■ **What is being asked**:
From the entries below, tally how many lines contain "Membuka" and report only that figure.

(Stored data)
BEGIN

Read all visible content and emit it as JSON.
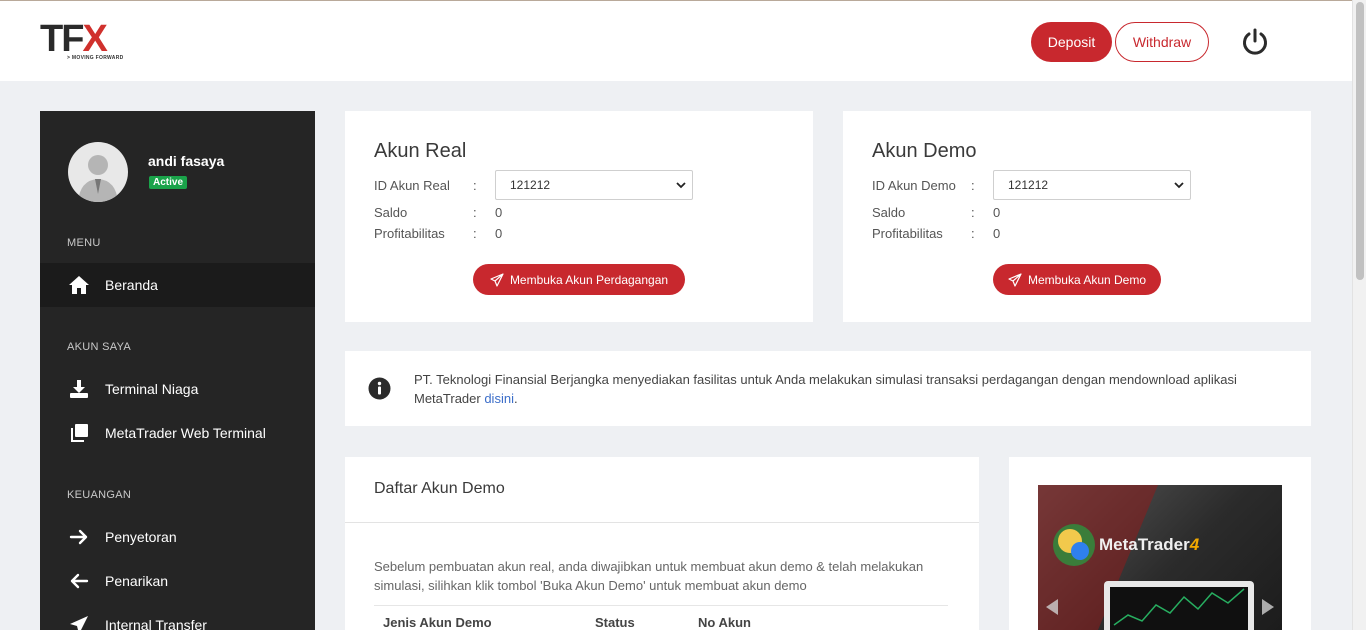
{
  "header": {
    "logo_text_tf": "TF",
    "logo_text_x": "X",
    "logo_tagline": "> MOVING FORWARD",
    "deposit_label": "Deposit",
    "withdraw_label": "Withdraw",
    "power_icon": "power-icon"
  },
  "sidebar": {
    "user_name": "andi fasaya",
    "user_status": "Active",
    "sections": {
      "menu": "MENU",
      "akun_saya": "AKUN SAYA",
      "keuangan": "KEUANGAN"
    },
    "items": [
      {
        "label": "Beranda",
        "icon": "home-icon"
      },
      {
        "label": "Terminal Niaga",
        "icon": "download-icon"
      },
      {
        "label": "MetaTrader Web Terminal",
        "icon": "copy-icon"
      },
      {
        "label": "Penyetoran",
        "icon": "arrow-right-icon"
      },
      {
        "label": "Penarikan",
        "icon": "arrow-left-icon"
      },
      {
        "label": "Internal Transfer",
        "icon": "send-icon"
      }
    ]
  },
  "real_account": {
    "title": "Akun Real",
    "id_label": "ID Akun Real",
    "id_value": "121212",
    "saldo_label": "Saldo",
    "saldo_value": "0",
    "profit_label": "Profitabilitas",
    "profit_value": "0",
    "button_label": "Membuka Akun Perdagangan"
  },
  "demo_account": {
    "title": "Akun Demo",
    "id_label": "ID Akun Demo",
    "id_value": "121212",
    "saldo_label": "Saldo",
    "saldo_value": "0",
    "profit_label": "Profitabilitas",
    "profit_value": "0",
    "button_label": "Membuka Akun Demo"
  },
  "separator": ":",
  "info": {
    "text": "PT. Teknologi Finansial Berjangka menyediakan fasilitas untuk Anda melakukan simulasi transaksi perdagangan dengan mendownload aplikasi MetaTrader ",
    "link": "disini",
    "end": "."
  },
  "demo_list": {
    "title": "Daftar Akun Demo",
    "description": "Sebelum pembuatan akun real, anda diwajibkan untuk membuat akun demo & telah melakukan simulasi, silihkan klik tombol 'Buka Akun Demo' untuk membuat akun demo",
    "columns": [
      "Jenis Akun Demo",
      "Status",
      "No Akun"
    ]
  },
  "banner": {
    "brand": "MetaTrader",
    "version": "4"
  },
  "colors": {
    "accent": "#c8282e",
    "sidebar_bg": "#252525",
    "badge": "#1aa34a",
    "link": "#3c6ec9"
  }
}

END

■ **Worked answer**:
2